Collection entries
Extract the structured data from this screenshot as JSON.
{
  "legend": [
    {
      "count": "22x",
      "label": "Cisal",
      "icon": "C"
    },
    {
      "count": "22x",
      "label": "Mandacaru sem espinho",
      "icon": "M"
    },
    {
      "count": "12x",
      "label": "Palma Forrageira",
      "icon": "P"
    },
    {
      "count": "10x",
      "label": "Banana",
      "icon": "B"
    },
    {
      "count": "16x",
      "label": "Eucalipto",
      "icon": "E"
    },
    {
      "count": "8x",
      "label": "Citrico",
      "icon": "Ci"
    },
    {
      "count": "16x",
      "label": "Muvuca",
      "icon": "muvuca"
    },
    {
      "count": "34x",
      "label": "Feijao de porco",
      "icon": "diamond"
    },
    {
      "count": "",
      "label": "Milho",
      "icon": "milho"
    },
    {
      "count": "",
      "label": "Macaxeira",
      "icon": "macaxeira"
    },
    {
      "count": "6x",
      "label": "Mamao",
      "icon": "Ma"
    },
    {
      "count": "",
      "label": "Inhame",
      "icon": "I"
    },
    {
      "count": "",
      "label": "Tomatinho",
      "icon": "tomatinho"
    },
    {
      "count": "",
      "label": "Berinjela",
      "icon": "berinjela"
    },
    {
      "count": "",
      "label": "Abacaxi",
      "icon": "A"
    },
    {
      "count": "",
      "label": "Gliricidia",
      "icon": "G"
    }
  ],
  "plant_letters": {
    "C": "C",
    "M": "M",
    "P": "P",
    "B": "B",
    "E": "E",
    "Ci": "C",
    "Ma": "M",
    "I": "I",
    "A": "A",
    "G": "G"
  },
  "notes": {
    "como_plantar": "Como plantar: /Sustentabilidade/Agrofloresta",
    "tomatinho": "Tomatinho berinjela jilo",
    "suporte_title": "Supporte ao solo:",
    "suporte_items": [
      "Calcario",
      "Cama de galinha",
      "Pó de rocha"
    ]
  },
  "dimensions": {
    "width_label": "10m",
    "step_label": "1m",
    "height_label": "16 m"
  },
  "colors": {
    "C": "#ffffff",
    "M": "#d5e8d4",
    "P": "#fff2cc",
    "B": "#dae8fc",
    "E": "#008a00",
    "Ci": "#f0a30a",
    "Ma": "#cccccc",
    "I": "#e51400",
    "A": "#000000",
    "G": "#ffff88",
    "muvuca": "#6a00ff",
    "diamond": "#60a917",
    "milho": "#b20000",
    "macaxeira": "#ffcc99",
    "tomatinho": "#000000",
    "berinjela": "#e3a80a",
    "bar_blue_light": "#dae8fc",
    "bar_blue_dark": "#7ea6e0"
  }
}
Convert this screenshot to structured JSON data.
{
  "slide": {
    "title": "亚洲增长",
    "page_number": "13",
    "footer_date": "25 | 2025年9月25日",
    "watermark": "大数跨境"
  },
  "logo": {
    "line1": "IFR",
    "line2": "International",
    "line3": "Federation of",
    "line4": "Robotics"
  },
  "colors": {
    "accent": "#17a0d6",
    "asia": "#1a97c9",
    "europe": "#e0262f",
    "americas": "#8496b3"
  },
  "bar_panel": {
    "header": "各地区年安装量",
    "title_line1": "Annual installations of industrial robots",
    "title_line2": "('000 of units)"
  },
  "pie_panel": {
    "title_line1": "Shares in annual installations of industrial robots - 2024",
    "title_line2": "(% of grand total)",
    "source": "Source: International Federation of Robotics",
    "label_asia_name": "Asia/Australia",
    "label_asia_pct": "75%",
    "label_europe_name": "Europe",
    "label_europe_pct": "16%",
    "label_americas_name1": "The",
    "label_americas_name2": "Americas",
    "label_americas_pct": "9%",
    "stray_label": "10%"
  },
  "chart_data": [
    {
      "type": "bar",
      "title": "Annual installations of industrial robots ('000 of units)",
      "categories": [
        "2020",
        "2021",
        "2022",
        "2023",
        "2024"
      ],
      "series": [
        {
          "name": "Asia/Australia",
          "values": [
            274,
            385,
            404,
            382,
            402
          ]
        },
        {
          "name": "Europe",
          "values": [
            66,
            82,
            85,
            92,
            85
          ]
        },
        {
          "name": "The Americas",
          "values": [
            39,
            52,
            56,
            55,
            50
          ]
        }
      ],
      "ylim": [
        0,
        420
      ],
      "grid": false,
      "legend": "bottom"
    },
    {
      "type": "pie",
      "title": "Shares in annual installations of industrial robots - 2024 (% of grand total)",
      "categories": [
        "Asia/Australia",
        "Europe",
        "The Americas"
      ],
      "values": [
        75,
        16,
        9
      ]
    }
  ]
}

Written exercise. Where a line of the material above holds the string "structured", copy that line.

Output of the task.
Extract the structured data from this screenshot as JSON.
Convert this screenshot to structured JSON data.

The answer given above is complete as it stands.